start Information provided

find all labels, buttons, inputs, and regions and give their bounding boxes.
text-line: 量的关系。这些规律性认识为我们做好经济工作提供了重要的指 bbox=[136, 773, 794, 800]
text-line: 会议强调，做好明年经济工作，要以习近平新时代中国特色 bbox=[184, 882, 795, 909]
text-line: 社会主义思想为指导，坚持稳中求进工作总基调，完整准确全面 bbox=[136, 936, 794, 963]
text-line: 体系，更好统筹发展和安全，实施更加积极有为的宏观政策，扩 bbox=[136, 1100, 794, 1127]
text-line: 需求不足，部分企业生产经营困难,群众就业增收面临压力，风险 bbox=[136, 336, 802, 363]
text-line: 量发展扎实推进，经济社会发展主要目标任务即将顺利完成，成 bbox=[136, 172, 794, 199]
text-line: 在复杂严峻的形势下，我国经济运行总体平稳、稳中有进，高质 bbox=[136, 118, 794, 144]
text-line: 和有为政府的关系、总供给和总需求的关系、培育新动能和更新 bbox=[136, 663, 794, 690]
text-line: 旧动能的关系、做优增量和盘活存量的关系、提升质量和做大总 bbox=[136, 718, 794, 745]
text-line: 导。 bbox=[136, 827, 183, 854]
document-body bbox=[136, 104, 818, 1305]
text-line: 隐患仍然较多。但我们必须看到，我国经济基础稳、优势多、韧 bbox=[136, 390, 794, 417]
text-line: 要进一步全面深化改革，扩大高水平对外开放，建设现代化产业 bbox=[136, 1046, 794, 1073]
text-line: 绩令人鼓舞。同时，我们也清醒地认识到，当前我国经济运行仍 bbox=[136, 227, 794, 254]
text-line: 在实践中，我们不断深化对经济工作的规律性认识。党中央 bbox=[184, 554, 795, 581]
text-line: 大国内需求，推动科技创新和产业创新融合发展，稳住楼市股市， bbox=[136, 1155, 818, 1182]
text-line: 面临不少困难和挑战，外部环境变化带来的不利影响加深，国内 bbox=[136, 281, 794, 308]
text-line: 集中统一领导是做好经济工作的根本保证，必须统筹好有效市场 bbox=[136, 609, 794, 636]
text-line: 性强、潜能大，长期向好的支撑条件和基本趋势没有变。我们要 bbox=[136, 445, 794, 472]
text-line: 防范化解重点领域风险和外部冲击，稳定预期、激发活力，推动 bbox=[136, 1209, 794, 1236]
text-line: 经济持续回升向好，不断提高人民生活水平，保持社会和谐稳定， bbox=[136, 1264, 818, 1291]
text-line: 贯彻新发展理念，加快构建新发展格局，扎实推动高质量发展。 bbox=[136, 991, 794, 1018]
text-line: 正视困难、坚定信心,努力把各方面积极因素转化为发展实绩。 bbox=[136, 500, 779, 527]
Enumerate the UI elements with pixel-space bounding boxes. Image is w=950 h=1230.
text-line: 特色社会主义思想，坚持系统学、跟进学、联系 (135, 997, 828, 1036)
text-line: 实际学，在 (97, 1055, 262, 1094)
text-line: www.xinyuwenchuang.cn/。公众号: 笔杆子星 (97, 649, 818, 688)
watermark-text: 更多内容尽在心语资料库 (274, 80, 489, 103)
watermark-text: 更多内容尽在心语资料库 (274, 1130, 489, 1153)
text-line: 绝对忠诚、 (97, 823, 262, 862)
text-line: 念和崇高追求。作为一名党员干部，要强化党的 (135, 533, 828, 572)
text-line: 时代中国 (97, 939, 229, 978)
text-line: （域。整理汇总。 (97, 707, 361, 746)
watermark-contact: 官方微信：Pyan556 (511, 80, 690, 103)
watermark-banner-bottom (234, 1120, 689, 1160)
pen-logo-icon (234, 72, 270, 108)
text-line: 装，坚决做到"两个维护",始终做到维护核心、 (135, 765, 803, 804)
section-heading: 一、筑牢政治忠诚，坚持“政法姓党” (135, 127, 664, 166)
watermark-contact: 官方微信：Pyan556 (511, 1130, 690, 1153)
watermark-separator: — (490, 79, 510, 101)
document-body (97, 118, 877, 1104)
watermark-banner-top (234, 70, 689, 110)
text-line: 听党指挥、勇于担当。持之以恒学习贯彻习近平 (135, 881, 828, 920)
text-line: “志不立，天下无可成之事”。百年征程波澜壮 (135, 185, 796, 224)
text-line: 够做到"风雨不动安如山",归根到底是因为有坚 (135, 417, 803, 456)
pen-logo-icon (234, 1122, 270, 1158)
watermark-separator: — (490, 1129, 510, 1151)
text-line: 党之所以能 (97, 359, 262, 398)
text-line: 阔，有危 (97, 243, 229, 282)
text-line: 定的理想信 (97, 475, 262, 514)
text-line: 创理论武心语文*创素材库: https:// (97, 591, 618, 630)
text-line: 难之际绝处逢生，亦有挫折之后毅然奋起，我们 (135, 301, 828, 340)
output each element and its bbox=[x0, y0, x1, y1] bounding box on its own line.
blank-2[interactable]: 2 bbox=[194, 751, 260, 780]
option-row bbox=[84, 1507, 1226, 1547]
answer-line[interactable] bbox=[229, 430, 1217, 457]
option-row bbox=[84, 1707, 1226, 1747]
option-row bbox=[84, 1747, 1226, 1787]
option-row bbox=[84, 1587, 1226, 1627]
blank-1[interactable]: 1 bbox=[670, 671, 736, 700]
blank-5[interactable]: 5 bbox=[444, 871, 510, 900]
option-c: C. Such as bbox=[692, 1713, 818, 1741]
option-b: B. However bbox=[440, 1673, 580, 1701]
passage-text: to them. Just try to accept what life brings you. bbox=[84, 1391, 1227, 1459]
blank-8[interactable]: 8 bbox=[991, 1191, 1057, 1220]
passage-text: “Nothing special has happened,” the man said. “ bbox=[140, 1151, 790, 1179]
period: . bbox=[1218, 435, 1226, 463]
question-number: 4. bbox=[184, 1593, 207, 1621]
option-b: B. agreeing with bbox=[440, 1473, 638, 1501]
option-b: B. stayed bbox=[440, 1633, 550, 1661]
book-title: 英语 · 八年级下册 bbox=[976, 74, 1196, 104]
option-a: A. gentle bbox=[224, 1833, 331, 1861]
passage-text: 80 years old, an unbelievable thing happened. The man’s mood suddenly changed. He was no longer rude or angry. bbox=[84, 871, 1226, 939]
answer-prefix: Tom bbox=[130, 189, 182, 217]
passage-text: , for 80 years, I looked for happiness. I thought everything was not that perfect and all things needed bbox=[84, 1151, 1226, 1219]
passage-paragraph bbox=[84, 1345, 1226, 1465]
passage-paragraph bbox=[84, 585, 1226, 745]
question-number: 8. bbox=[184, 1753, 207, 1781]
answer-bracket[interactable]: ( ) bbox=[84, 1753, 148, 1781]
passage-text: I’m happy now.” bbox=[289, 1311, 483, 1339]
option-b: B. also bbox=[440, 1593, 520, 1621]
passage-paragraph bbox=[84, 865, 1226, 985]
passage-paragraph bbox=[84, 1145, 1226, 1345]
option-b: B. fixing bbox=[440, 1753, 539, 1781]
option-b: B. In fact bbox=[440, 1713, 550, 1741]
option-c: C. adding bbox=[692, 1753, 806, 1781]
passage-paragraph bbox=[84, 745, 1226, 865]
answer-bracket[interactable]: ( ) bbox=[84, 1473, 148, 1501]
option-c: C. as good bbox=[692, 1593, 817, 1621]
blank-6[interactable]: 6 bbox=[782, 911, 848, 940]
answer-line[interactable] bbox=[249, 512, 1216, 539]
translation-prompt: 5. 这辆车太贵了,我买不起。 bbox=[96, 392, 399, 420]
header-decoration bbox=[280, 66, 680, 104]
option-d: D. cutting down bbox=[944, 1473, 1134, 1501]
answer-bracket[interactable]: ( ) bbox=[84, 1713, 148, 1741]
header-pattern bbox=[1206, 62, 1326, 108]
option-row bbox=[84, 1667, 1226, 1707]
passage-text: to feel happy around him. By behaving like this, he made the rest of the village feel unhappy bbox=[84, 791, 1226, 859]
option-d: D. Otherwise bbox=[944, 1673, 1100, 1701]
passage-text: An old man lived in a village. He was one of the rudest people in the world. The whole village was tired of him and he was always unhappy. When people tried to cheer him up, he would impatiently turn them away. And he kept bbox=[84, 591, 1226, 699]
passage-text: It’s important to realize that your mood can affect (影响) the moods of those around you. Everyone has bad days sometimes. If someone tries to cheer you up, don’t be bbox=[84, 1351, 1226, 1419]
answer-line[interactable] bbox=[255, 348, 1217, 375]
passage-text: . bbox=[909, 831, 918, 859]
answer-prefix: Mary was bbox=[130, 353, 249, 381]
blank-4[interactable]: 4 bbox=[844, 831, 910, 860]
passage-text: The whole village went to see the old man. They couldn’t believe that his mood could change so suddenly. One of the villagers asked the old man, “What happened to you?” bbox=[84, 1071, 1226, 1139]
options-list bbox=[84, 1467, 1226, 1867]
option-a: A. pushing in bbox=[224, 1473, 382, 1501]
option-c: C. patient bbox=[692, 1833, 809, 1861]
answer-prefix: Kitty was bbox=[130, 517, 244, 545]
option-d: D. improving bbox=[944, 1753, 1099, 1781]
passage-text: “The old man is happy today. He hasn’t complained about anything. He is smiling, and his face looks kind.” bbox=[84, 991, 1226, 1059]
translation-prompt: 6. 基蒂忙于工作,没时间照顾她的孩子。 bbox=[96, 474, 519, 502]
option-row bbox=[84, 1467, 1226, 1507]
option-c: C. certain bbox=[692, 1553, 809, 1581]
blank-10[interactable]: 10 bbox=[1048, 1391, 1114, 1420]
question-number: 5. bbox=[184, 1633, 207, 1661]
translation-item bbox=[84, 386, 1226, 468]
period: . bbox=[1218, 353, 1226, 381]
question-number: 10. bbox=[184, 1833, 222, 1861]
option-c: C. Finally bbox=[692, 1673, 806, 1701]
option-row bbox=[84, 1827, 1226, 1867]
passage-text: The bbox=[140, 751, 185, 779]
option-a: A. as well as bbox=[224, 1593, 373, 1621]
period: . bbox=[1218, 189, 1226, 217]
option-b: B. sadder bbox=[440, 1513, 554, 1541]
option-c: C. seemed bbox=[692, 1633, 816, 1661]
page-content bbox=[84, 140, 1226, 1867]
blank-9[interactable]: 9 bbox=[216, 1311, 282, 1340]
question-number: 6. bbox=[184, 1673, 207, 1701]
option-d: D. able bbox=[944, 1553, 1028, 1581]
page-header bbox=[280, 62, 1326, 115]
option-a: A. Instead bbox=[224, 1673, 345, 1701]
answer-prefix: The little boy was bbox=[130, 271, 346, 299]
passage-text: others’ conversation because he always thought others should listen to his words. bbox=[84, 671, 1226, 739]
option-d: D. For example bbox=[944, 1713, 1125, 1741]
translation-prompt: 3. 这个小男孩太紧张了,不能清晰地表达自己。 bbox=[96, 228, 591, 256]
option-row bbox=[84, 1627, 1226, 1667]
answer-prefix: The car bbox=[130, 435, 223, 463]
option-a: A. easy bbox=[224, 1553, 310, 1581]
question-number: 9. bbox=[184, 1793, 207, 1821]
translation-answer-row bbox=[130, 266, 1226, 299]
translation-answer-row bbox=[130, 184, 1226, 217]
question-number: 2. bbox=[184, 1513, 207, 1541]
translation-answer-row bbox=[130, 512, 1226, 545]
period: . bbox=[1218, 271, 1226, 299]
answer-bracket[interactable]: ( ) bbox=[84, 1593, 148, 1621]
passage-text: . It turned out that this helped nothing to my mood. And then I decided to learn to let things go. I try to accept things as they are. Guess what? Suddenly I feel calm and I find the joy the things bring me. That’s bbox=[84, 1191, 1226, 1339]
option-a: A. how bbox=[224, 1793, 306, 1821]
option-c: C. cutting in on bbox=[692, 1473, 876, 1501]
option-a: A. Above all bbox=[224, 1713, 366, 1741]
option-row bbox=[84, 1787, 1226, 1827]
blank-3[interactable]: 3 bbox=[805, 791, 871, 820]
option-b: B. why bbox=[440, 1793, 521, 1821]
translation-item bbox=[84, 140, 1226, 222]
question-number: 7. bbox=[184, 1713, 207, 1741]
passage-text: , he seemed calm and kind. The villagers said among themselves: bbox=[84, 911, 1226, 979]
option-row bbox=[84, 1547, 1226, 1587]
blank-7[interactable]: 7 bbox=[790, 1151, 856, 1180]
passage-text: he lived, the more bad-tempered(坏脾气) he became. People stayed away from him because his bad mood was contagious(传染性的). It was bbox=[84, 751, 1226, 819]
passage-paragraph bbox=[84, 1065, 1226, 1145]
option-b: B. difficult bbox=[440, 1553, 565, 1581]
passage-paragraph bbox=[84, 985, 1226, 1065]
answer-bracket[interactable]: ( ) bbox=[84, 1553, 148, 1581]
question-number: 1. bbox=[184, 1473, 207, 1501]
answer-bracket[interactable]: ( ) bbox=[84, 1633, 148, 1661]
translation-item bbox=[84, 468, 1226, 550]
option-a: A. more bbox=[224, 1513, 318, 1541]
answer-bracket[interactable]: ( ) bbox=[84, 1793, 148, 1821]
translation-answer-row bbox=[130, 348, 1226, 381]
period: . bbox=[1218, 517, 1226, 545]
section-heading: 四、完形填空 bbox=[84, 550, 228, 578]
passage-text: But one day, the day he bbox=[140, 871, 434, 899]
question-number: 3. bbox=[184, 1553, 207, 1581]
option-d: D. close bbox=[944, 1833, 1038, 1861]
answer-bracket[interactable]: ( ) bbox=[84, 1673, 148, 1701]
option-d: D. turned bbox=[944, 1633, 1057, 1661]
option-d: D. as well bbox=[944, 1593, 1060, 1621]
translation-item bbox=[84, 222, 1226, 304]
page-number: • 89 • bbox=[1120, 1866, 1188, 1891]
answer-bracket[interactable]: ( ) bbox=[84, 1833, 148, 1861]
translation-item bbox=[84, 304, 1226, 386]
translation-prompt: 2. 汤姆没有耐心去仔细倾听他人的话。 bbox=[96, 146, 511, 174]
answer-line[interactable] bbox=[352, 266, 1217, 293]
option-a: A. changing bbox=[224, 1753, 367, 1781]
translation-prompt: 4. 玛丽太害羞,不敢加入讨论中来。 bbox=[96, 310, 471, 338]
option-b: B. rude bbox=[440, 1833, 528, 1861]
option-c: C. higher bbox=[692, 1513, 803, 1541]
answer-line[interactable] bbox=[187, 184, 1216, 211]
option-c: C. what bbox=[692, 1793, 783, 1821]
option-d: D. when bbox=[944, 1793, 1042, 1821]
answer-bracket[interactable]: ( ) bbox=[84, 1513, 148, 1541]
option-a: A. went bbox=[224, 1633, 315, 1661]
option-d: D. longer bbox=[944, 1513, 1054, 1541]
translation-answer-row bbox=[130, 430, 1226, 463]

end Information provided

In the items from the start through the line containing "text-line: （域。整理汇总。 (97, 707, 361, 746)", inclusive, switch every "watermark-text" to "watermark-label" and reproduce those lines with nothing else changed.

Answer below.
find all labels, buttons, inputs, and regions and give their bounding boxes.
text-line: 量的关系。这些规律性认识为我们做好经济工作提供了重要的指 bbox=[136, 773, 794, 800]
text-line: 会议强调，做好明年经济工作，要以习近平新时代中国特色 bbox=[184, 882, 795, 909]
text-line: 社会主义思想为指导，坚持稳中求进工作总基调，完整准确全面 bbox=[136, 936, 794, 963]
text-line: 体系，更好统筹发展和安全，实施更加积极有为的宏观政策，扩 bbox=[136, 1100, 794, 1127]
text-line: 需求不足，部分企业生产经营困难,群众就业增收面临压力，风险 bbox=[136, 336, 802, 363]
text-line: 量发展扎实推进，经济社会发展主要目标任务即将顺利完成，成 bbox=[136, 172, 794, 199]
text-line: 在复杂严峻的形势下，我国经济运行总体平稳、稳中有进，高质 bbox=[136, 118, 794, 144]
text-line: 和有为政府的关系、总供给和总需求的关系、培育新动能和更新 bbox=[136, 663, 794, 690]
text-line: 旧动能的关系、做优增量和盘活存量的关系、提升质量和做大总 bbox=[136, 718, 794, 745]
text-line: 导。 bbox=[136, 827, 183, 854]
document-body bbox=[136, 104, 818, 1305]
text-line: 隐患仍然较多。但我们必须看到，我国经济基础稳、优势多、韧 bbox=[136, 390, 794, 417]
text-line: 要进一步全面深化改革，扩大高水平对外开放，建设现代化产业 bbox=[136, 1046, 794, 1073]
text-line: 绩令人鼓舞。同时，我们也清醒地认识到，当前我国经济运行仍 bbox=[136, 227, 794, 254]
text-line: 在实践中，我们不断深化对经济工作的规律性认识。党中央 bbox=[184, 554, 795, 581]
text-line: 大国内需求，推动科技创新和产业创新融合发展，稳住楼市股市， bbox=[136, 1155, 818, 1182]
text-line: 面临不少困难和挑战，外部环境变化带来的不利影响加深，国内 bbox=[136, 281, 794, 308]
text-line: 集中统一领导是做好经济工作的根本保证，必须统筹好有效市场 bbox=[136, 609, 794, 636]
text-line: 性强、潜能大，长期向好的支撑条件和基本趋势没有变。我们要 bbox=[136, 445, 794, 472]
text-line: 防范化解重点领域风险和外部冲击，稳定预期、激发活力，推动 bbox=[136, 1209, 794, 1236]
text-line: 经济持续回升向好，不断提高人民生活水平，保持社会和谐稳定， bbox=[136, 1264, 818, 1291]
text-line: 贯彻新发展理念，加快构建新发展格局，扎实推动高质量发展。 bbox=[136, 991, 794, 1018]
text-line: 正视困难、坚定信心,努力把各方面积极因素转化为发展实绩。 bbox=[136, 500, 779, 527]
Enumerate the UI elements with pixel-space bounding boxes. Image is w=950 h=1230.
text-line: 特色社会主义思想，坚持系统学、跟进学、联系 (135, 997, 828, 1036)
text-line: 实际学，在 (97, 1055, 262, 1094)
text-line: www.xinyuwenchuang.cn/。公众号: 笔杆子星 (97, 649, 818, 688)
watermark-label: 更多内容尽在心语资料库 (274, 80, 489, 103)
watermark-label: 更多内容尽在心语资料库 (274, 1130, 489, 1153)
text-line: 绝对忠诚、 (97, 823, 262, 862)
text-line: 念和崇高追求。作为一名党员干部，要强化党的 (135, 533, 828, 572)
text-line: 时代中国 (97, 939, 229, 978)
text-line: （域。整理汇总。 (97, 707, 361, 746)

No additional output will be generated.